**Work to complete:** Give back the full listing verbatim, apart from its images.

**Supplied data:**
######
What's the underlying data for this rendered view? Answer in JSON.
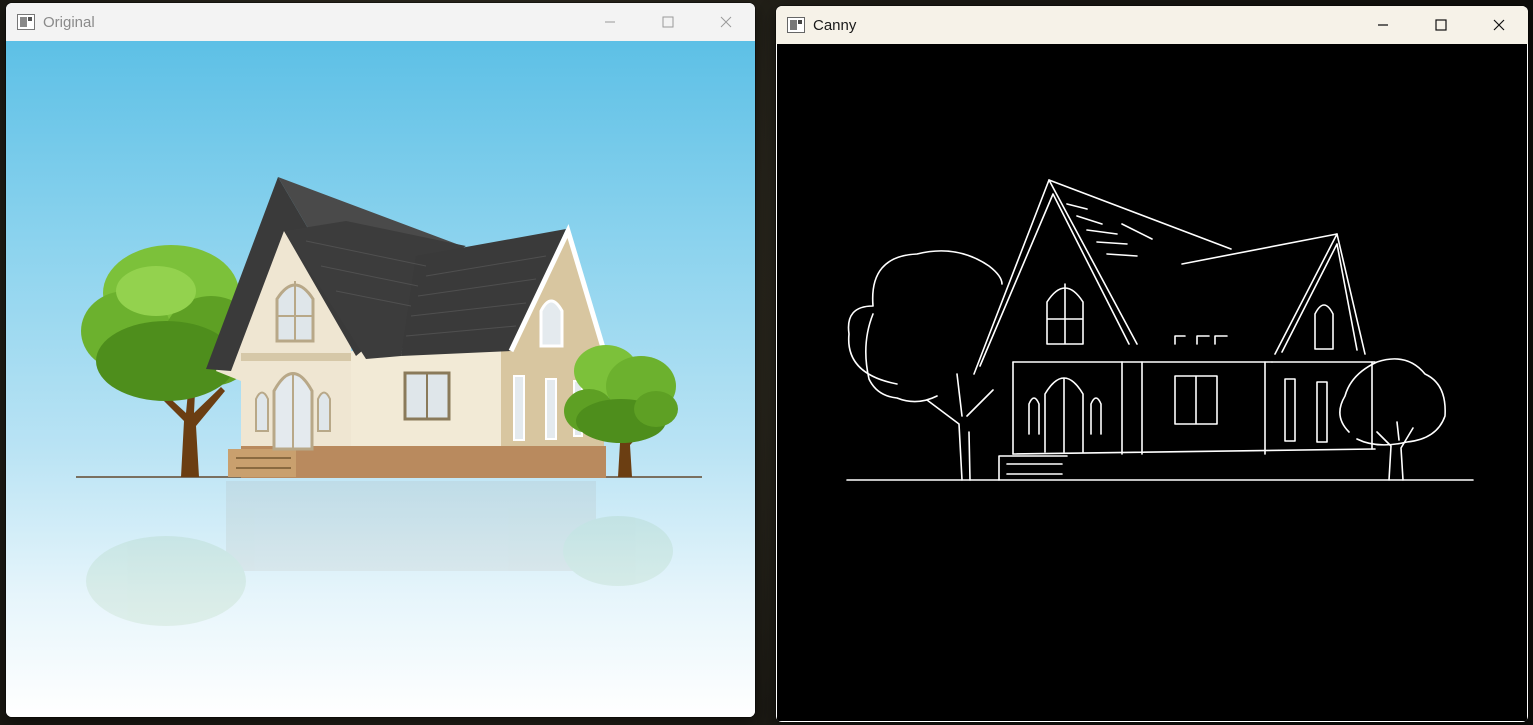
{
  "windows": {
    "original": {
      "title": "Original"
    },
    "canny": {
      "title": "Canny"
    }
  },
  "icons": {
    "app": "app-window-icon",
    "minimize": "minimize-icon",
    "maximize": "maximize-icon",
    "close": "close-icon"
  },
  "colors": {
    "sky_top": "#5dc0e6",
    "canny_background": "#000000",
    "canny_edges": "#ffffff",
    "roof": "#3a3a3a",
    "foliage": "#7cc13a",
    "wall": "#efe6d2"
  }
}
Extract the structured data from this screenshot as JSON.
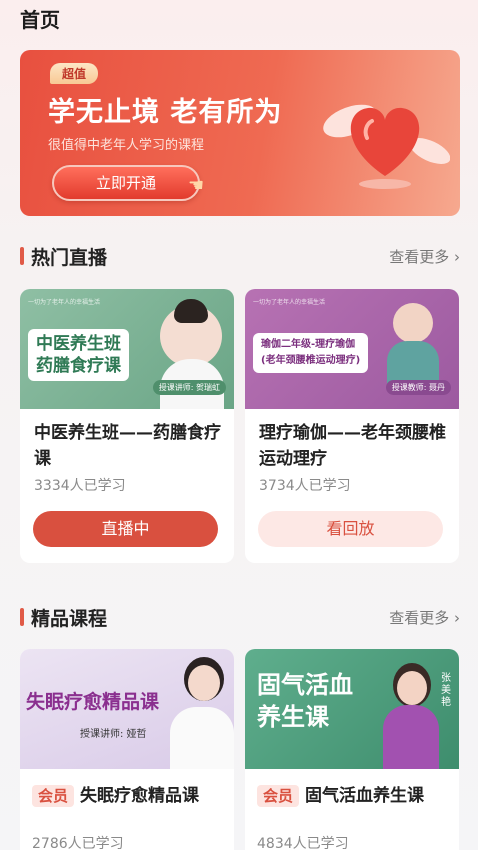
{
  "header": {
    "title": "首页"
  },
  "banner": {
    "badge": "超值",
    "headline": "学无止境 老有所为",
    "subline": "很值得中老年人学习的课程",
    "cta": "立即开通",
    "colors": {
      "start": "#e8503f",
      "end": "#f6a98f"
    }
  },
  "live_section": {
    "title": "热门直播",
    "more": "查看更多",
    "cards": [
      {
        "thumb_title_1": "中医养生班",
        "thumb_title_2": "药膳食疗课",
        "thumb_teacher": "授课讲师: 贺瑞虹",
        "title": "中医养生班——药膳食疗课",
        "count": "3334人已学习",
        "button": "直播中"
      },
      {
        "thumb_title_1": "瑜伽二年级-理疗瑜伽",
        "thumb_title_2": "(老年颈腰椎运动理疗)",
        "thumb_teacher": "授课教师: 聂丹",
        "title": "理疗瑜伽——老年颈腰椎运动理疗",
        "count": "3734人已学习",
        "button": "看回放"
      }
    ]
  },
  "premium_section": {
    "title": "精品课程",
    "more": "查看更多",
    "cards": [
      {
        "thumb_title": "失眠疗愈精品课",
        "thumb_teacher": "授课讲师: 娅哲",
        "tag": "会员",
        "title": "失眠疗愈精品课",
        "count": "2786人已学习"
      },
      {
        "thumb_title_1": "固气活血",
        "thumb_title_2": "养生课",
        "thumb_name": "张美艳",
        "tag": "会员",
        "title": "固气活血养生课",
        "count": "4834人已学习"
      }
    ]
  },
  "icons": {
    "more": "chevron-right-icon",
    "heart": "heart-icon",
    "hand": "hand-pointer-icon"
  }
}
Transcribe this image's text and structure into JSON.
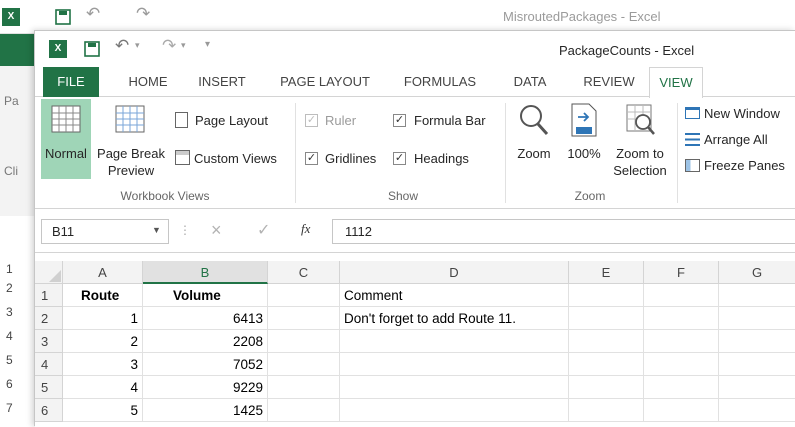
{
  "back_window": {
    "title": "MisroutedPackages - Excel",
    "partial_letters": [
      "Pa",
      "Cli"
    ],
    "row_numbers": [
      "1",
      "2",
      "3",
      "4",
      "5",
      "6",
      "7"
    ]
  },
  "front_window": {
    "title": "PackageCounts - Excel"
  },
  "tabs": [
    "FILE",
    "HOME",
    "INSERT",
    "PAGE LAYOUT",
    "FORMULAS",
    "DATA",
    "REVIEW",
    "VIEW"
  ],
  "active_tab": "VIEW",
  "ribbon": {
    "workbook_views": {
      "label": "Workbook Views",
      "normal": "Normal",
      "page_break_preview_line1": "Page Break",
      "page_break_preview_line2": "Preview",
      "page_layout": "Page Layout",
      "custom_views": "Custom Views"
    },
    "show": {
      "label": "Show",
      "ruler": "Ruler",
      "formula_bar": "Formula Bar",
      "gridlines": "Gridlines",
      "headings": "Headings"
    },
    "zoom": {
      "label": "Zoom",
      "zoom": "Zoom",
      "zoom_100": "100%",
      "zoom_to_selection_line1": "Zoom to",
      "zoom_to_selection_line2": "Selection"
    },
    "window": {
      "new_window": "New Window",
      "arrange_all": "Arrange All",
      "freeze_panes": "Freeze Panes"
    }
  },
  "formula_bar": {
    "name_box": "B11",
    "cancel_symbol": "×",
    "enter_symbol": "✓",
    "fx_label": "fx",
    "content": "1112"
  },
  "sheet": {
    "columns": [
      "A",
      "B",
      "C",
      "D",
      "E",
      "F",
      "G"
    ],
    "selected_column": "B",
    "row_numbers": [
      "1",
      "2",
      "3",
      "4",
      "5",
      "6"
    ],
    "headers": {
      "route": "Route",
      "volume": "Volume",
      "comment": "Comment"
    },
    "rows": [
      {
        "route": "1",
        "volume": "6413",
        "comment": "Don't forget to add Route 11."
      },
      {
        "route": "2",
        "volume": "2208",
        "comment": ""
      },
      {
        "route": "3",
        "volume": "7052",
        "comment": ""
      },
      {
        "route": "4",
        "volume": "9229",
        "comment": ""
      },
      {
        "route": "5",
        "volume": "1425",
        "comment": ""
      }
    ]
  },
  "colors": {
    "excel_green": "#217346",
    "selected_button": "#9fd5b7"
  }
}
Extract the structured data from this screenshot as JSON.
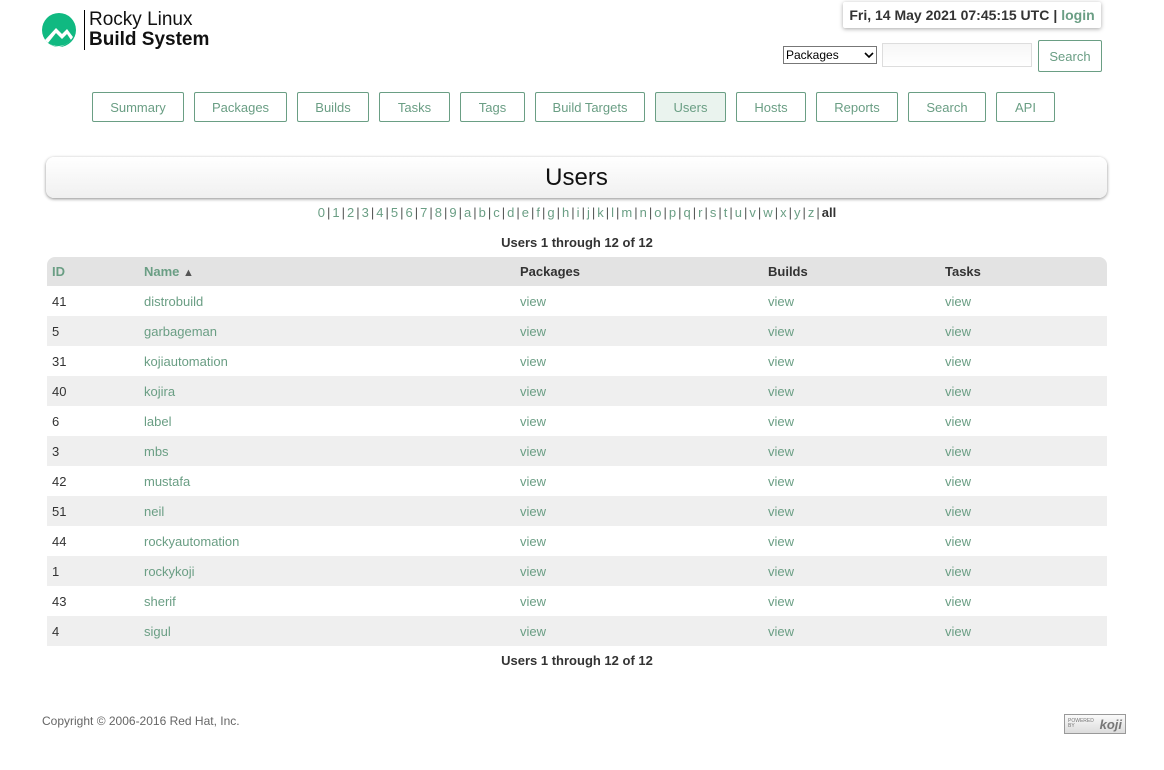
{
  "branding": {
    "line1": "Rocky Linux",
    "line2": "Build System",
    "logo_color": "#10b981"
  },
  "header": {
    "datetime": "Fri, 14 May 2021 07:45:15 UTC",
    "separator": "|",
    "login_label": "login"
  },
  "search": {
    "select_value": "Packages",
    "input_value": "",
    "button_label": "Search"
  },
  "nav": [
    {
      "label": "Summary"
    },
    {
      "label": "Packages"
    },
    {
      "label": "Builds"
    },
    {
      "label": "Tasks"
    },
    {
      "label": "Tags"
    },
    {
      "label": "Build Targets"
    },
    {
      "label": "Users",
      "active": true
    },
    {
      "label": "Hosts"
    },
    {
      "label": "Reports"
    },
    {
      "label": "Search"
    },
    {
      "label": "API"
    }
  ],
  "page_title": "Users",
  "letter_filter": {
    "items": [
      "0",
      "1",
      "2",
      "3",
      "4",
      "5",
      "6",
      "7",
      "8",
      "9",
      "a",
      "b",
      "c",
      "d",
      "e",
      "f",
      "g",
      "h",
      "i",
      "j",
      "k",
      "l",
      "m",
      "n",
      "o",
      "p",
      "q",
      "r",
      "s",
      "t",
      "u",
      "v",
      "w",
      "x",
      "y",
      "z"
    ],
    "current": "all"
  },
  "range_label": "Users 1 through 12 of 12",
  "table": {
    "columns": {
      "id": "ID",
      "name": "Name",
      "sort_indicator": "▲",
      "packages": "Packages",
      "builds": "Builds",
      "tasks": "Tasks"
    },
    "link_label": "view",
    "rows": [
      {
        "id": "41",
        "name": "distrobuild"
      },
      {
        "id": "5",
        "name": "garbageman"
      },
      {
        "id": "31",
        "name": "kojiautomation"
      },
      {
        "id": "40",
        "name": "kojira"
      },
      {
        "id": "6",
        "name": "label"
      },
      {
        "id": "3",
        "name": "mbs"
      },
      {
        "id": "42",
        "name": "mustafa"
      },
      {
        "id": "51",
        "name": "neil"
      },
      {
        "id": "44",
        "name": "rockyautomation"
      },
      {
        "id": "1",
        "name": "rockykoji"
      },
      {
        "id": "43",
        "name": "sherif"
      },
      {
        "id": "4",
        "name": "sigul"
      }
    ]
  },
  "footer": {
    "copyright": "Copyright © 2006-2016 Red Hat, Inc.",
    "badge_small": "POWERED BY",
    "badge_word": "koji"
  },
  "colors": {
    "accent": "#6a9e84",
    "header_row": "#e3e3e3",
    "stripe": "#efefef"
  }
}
######
**Result for this exercise:**
What's the underlying data for this rendered view? Answer in JSON.
{
  "windows": {
    "original": {
      "title": "Original"
    },
    "canny": {
      "title": "Canny"
    }
  },
  "icons": {
    "app": "app-window-icon",
    "minimize": "minimize-icon",
    "maximize": "maximize-icon",
    "close": "close-icon"
  },
  "colors": {
    "sky_top": "#5dc0e6",
    "canny_background": "#000000",
    "canny_edges": "#ffffff",
    "roof": "#3a3a3a",
    "foliage": "#7cc13a",
    "wall": "#efe6d2"
  }
}
Extract the structured data from this screenshot as JSON.
{
  "header": {
    "title": "首页"
  },
  "banner": {
    "badge": "超值",
    "headline": "学无止境 老有所为",
    "subline": "很值得中老年人学习的课程",
    "cta": "立即开通",
    "colors": {
      "start": "#e8503f",
      "end": "#f6a98f"
    }
  },
  "live_section": {
    "title": "热门直播",
    "more": "查看更多",
    "cards": [
      {
        "thumb_title_1": "中医养生班",
        "thumb_title_2": "药膳食疗课",
        "thumb_teacher": "授课讲师: 贺瑞虹",
        "title": "中医养生班——药膳食疗课",
        "count": "3334人已学习",
        "button": "直播中"
      },
      {
        "thumb_title_1": "瑜伽二年级-理疗瑜伽",
        "thumb_title_2": "(老年颈腰椎运动理疗)",
        "thumb_teacher": "授课教师: 聂丹",
        "title": "理疗瑜伽——老年颈腰椎运动理疗",
        "count": "3734人已学习",
        "button": "看回放"
      }
    ]
  },
  "premium_section": {
    "title": "精品课程",
    "more": "查看更多",
    "cards": [
      {
        "thumb_title": "失眠疗愈精品课",
        "thumb_teacher": "授课讲师: 娅哲",
        "tag": "会员",
        "title": "失眠疗愈精品课",
        "count": "2786人已学习"
      },
      {
        "thumb_title_1": "固气活血",
        "thumb_title_2": "养生课",
        "thumb_name": "张美艳",
        "tag": "会员",
        "title": "固气活血养生课",
        "count": "4834人已学习"
      }
    ]
  },
  "icons": {
    "more": "chevron-right-icon",
    "heart": "heart-icon",
    "hand": "hand-pointer-icon"
  }
}
Transcribe this image's text and structure into JSON.
{
  "back_window": {
    "title": "MisroutedPackages - Excel",
    "partial_letters": [
      "Pa",
      "Cli"
    ],
    "row_numbers": [
      "1",
      "2",
      "3",
      "4",
      "5",
      "6",
      "7"
    ]
  },
  "front_window": {
    "title": "PackageCounts - Excel"
  },
  "tabs": [
    "FILE",
    "HOME",
    "INSERT",
    "PAGE LAYOUT",
    "FORMULAS",
    "DATA",
    "REVIEW",
    "VIEW"
  ],
  "active_tab": "VIEW",
  "ribbon": {
    "workbook_views": {
      "label": "Workbook Views",
      "normal": "Normal",
      "page_break_preview_line1": "Page Break",
      "page_break_preview_line2": "Preview",
      "page_layout": "Page Layout",
      "custom_views": "Custom Views"
    },
    "show": {
      "label": "Show",
      "ruler": "Ruler",
      "formula_bar": "Formula Bar",
      "gridlines": "Gridlines",
      "headings": "Headings"
    },
    "zoom": {
      "label": "Zoom",
      "zoom": "Zoom",
      "zoom_100": "100%",
      "zoom_to_selection_line1": "Zoom to",
      "zoom_to_selection_line2": "Selection"
    },
    "window": {
      "new_window": "New Window",
      "arrange_all": "Arrange All",
      "freeze_panes": "Freeze Panes"
    }
  },
  "formula_bar": {
    "name_box": "B11",
    "cancel_symbol": "×",
    "enter_symbol": "✓",
    "fx_label": "fx",
    "content": "1112"
  },
  "sheet": {
    "columns": [
      "A",
      "B",
      "C",
      "D",
      "E",
      "F",
      "G"
    ],
    "selected_column": "B",
    "row_numbers": [
      "1",
      "2",
      "3",
      "4",
      "5",
      "6"
    ],
    "headers": {
      "route": "Route",
      "volume": "Volume",
      "comment": "Comment"
    },
    "rows": [
      {
        "route": "1",
        "volume": "6413",
        "comment": "Don't forget to add Route 11."
      },
      {
        "route": "2",
        "volume": "2208",
        "comment": ""
      },
      {
        "route": "3",
        "volume": "7052",
        "comment": ""
      },
      {
        "route": "4",
        "volume": "9229",
        "comment": ""
      },
      {
        "route": "5",
        "volume": "1425",
        "comment": ""
      }
    ]
  },
  "colors": {
    "excel_green": "#217346",
    "selected_button": "#9fd5b7"
  }
}
Extract the structured data from this screenshot as JSON.
{
  "branding": {
    "line1": "Rocky Linux",
    "line2": "Build System",
    "logo_color": "#10b981"
  },
  "header": {
    "datetime": "Fri, 14 May 2021 07:45:15 UTC",
    "separator": "|",
    "login_label": "login"
  },
  "search": {
    "select_value": "Packages",
    "input_value": "",
    "button_label": "Search"
  },
  "nav": [
    {
      "label": "Summary"
    },
    {
      "label": "Packages"
    },
    {
      "label": "Builds"
    },
    {
      "label": "Tasks"
    },
    {
      "label": "Tags"
    },
    {
      "label": "Build Targets"
    },
    {
      "label": "Users",
      "active": true
    },
    {
      "label": "Hosts"
    },
    {
      "label": "Reports"
    },
    {
      "label": "Search"
    },
    {
      "label": "API"
    }
  ],
  "page_title": "Users",
  "letter_filter": {
    "items": [
      "0",
      "1",
      "2",
      "3",
      "4",
      "5",
      "6",
      "7",
      "8",
      "9",
      "a",
      "b",
      "c",
      "d",
      "e",
      "f",
      "g",
      "h",
      "i",
      "j",
      "k",
      "l",
      "m",
      "n",
      "o",
      "p",
      "q",
      "r",
      "s",
      "t",
      "u",
      "v",
      "w",
      "x",
      "y",
      "z"
    ],
    "current": "all"
  },
  "range_label": "Users 1 through 12 of 12",
  "table": {
    "columns": {
      "id": "ID",
      "name": "Name",
      "sort_indicator": "▲",
      "packages": "Packages",
      "builds": "Builds",
      "tasks": "Tasks"
    },
    "link_label": "view",
    "rows": [
      {
        "id": "41",
        "name": "distrobuild"
      },
      {
        "id": "5",
        "name": "garbageman"
      },
      {
        "id": "31",
        "name": "kojiautomation"
      },
      {
        "id": "40",
        "name": "kojira"
      },
      {
        "id": "6",
        "name": "label"
      },
      {
        "id": "3",
        "name": "mbs"
      },
      {
        "id": "42",
        "name": "mustafa"
      },
      {
        "id": "51",
        "name": "neil"
      },
      {
        "id": "44",
        "name": "rockyautomation"
      },
      {
        "id": "1",
        "name": "rockykoji"
      },
      {
        "id": "43",
        "name": "sherif"
      },
      {
        "id": "4",
        "name": "sigul"
      }
    ]
  },
  "footer": {
    "copyright": "Copyright © 2006-2016 Red Hat, Inc.",
    "badge_small": "POWERED BY",
    "badge_word": "koji"
  },
  "colors": {
    "accent": "#6a9e84",
    "header_row": "#e3e3e3",
    "stripe": "#efefef"
  }
}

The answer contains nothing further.